[Input rows start]

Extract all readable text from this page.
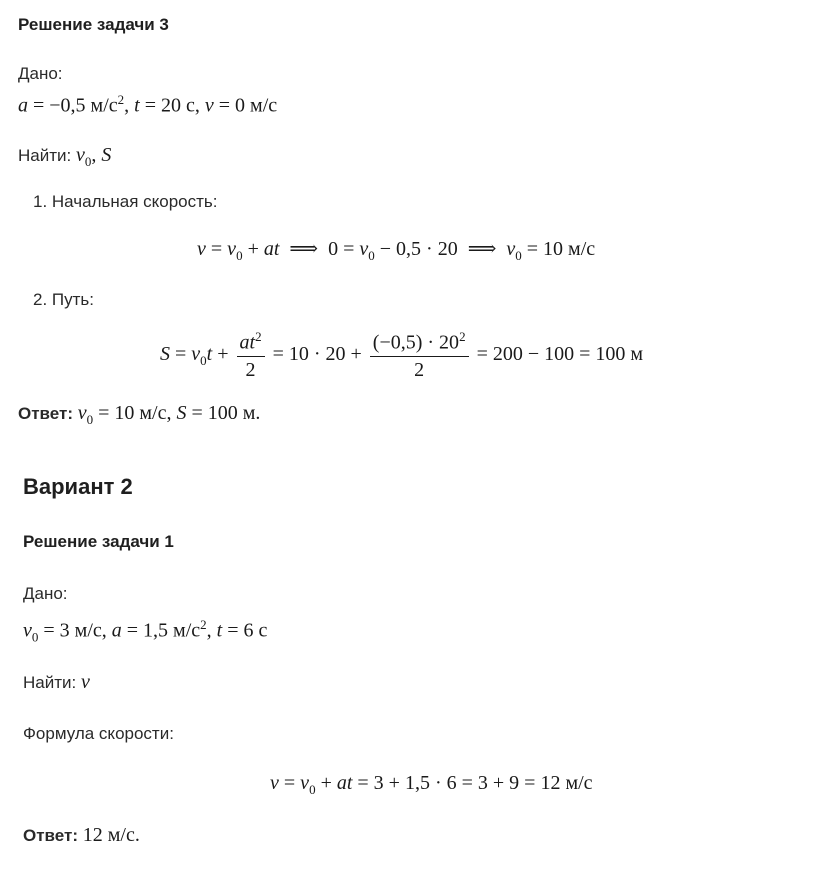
Решение задачи 3
Дано:
a = −0,5 $м/с^2$, t = 20 с, v = 0 м/с
Найти: $v_0$, S
1. Начальная скорость:
$v = v_0$ + at  ⟹  $0 = v_0 - 0,5 \cdot 20$  ⟹  $v_0 = 10$ м/с
2. Путь:
$S = v_0t + \frac{at^2}{2} = 10 \cdot 20 + \frac{(-0,5) \cdot 20^2}{2} = 200 - 100 = 100$ м
Ответ: $v_0 = 10$ м/с, S = 100 м.
Вариант 2
Решение задачи 1
Дано:
$v_0 = 3$ м/с, a = 1,5 $м/с^2$, t = 6 с
Найти: v
Формула скорости:
$v = v_0$ + at = 3 + 1,5 · 6 = 3 + 9 = 12 м/с
Ответ: 12 м/с.
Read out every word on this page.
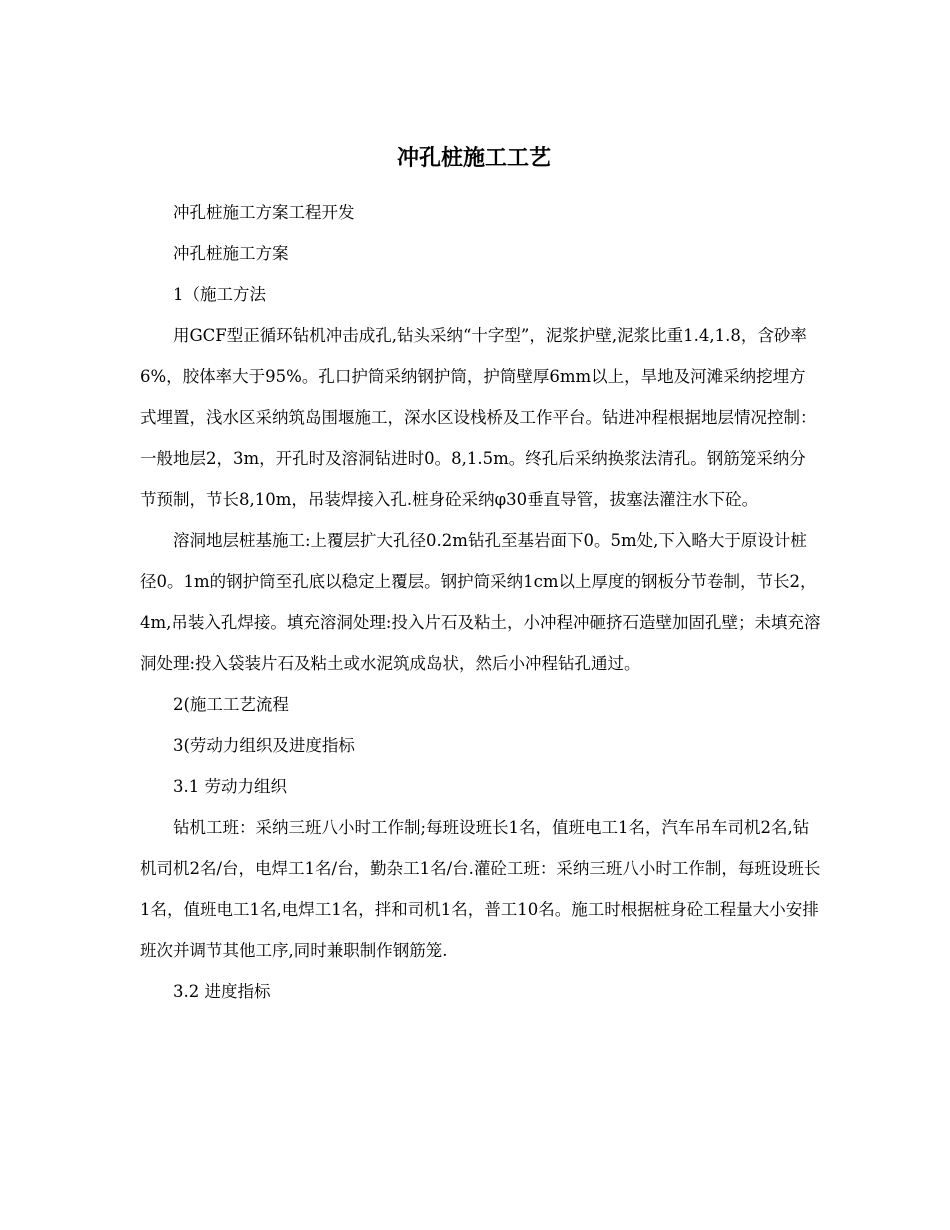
冲孔桩施工工艺

冲孔桩施工方案工程开发

冲孔桩施工方案

1（施工方法

用GCF型正循环钻机冲击成孔,钻头采纳“十字型”，泥浆护壁,泥浆比重1.4,1.8，含砂率6%，胶体率大于95%。孔口护筒采纳钢护筒，护筒壁厚6mm以上，旱地及河滩采纳挖埋方式埋置，浅水区采纳筑岛围堰施工，深水区设栈桥及工作平台。钻进冲程根据地层情况控制：一般地层2，3m，开孔时及溶洞钻进时0。8,1.5m。终孔后采纳换浆法清孔。钢筋笼采纳分节预制，节长8,10m，吊装焊接入孔.桩身砼采纳φ30垂直导管，拔塞法灌注水下砼。

溶洞地层桩基施工:上覆层扩大孔径0.2m钻孔至基岩面下0。5m处,下入略大于原设计桩径0。1m的钢护筒至孔底以稳定上覆层。钢护筒采纳1cm以上厚度的钢板分节卷制，节长2，4m,吊装入孔焊接。填充溶洞处理:投入片石及粘土，小冲程冲砸挤石造壁加固孔壁；未填充溶洞处理:投入袋装片石及粘土或水泥筑成岛状，然后小冲程钻孔通过。

2(施工工艺流程

3(劳动力组织及进度指标

3.1 劳动力组织

钻机工班：采纳三班八小时工作制;每班设班长1名，值班电工1名，汽车吊车司机2名,钻机司机2名/台，电焊工1名/台，勤杂工1名/台.灌砼工班：采纳三班八小时工作制，每班设班长1名，值班电工1名,电焊工1名，拌和司机1名，普工10名。施工时根据桩身砼工程量大小安排班次并调节其他工序,同时兼职制作钢筋笼.

3.2 进度指标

[Input rows end]

From the line containing "Read out every word on this page." down to the last line of the entries above, copy each line exactly and nothing more. Leave pictures out.

Read out every word on this page.
冲孔桩施工工艺

冲孔桩施工方案工程开发

冲孔桩施工方案

1（施工方法

用GCF型正循环钻机冲击成孔,钻头采纳“十字型”，泥浆护壁,泥浆比重1.4,1.8，含砂率6%，胶体率大于95%。孔口护筒采纳钢护筒，护筒壁厚6mm以上，旱地及河滩采纳挖埋方式埋置，浅水区采纳筑岛围堰施工，深水区设栈桥及工作平台。钻进冲程根据地层情况控制：一般地层2，3m，开孔时及溶洞钻进时0。8,1.5m。终孔后采纳换浆法清孔。钢筋笼采纳分节预制，节长8,10m，吊装焊接入孔.桩身砼采纳φ30垂直导管，拔塞法灌注水下砼。

溶洞地层桩基施工:上覆层扩大孔径0.2m钻孔至基岩面下0。5m处,下入略大于原设计桩径0。1m的钢护筒至孔底以稳定上覆层。钢护筒采纳1cm以上厚度的钢板分节卷制，节长2，4m,吊装入孔焊接。填充溶洞处理:投入片石及粘土，小冲程冲砸挤石造壁加固孔壁；未填充溶洞处理:投入袋装片石及粘土或水泥筑成岛状，然后小冲程钻孔通过。

2(施工工艺流程

3(劳动力组织及进度指标

3.1 劳动力组织

钻机工班：采纳三班八小时工作制;每班设班长1名，值班电工1名，汽车吊车司机2名,钻机司机2名/台，电焊工1名/台，勤杂工1名/台.灌砼工班：采纳三班八小时工作制，每班设班长1名，值班电工1名,电焊工1名，拌和司机1名，普工10名。施工时根据桩身砼工程量大小安排班次并调节其他工序,同时兼职制作钢筋笼.

3.2 进度指标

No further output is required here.